▶ Directions for this task
For each line of the data below that holds "生路上你我", copy the line.

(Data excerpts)
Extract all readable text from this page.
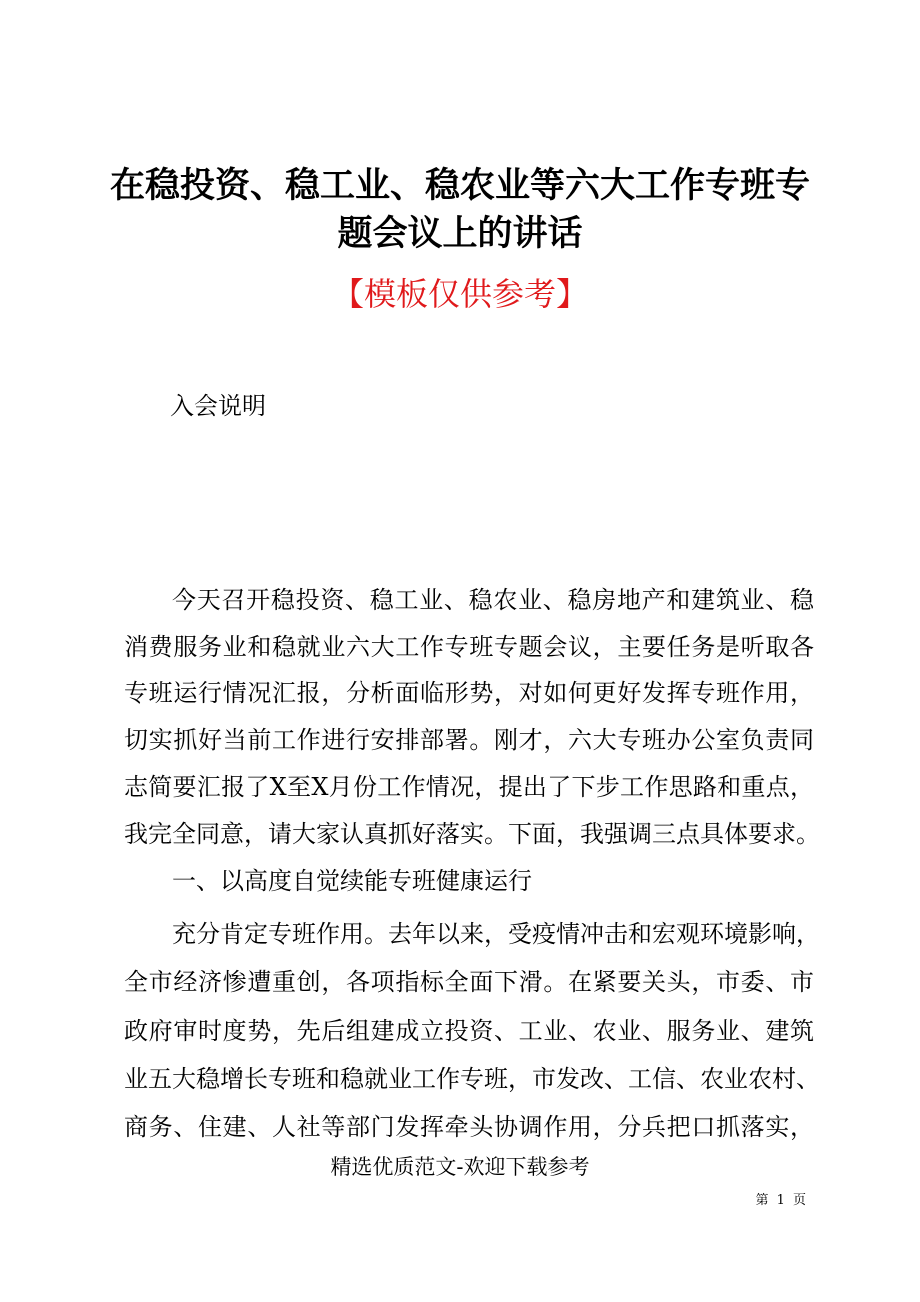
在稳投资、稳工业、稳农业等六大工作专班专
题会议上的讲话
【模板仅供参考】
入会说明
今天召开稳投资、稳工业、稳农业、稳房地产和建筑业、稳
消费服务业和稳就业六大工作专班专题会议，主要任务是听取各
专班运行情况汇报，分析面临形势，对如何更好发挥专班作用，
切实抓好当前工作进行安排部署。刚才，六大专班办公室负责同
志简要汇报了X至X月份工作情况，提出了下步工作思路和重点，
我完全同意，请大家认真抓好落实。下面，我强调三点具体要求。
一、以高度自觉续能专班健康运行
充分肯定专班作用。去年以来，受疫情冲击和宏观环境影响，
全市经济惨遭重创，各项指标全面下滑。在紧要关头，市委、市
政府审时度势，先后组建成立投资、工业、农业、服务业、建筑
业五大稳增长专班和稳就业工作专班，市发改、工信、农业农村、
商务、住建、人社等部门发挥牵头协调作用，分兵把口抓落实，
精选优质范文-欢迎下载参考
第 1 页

---

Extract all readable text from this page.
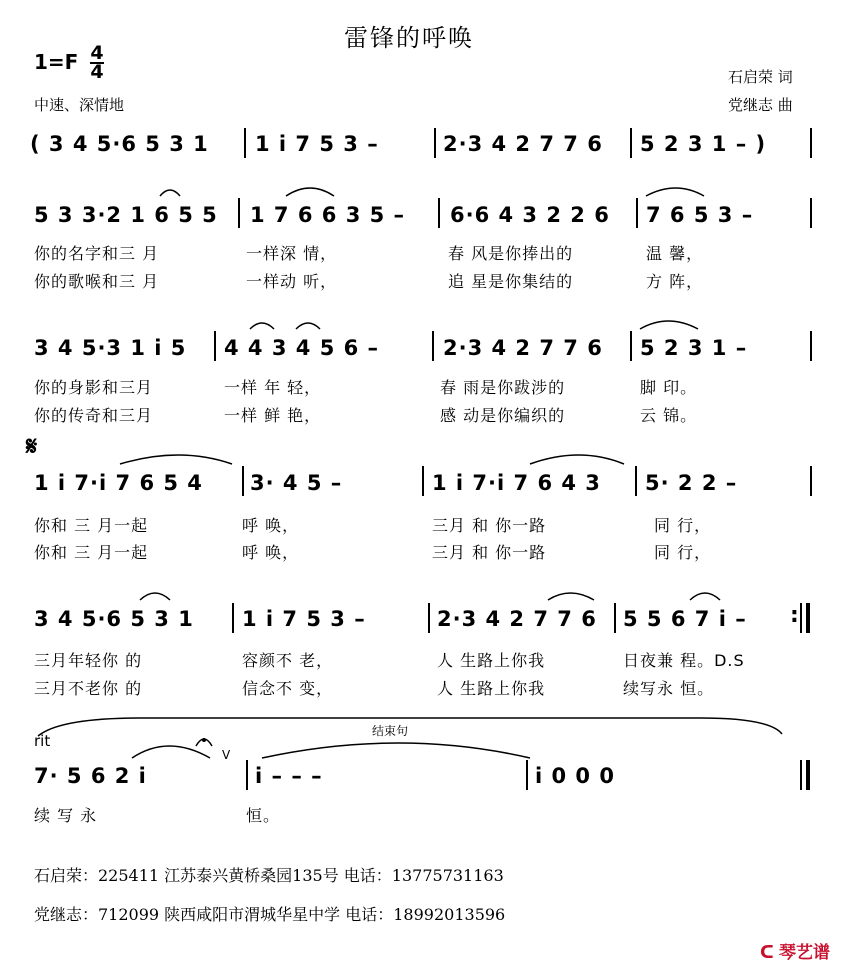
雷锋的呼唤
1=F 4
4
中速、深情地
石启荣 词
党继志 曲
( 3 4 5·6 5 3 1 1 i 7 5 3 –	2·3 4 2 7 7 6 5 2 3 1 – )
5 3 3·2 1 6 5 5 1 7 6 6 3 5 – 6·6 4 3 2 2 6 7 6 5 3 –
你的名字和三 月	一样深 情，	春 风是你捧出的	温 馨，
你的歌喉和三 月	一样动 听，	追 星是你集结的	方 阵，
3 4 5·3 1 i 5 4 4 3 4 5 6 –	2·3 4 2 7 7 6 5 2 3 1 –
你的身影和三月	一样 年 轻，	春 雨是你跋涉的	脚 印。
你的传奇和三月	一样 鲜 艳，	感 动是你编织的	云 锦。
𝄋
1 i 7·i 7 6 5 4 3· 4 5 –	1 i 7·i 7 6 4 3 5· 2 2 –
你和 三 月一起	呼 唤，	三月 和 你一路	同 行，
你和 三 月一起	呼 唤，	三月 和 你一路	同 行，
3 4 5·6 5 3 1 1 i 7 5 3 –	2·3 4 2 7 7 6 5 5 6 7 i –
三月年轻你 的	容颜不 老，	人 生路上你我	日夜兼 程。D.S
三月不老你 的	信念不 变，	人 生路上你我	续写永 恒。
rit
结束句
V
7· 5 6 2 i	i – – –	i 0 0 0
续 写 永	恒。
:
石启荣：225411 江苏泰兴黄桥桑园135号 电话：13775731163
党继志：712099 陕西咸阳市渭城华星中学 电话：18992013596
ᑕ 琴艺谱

▶ Complete output
三月年轻你 的	容颜不 老，	人 生路上你我	日夜兼 程。D.S
三月不老你 的	信念不 变，	人 生路上你我	续写永 恒。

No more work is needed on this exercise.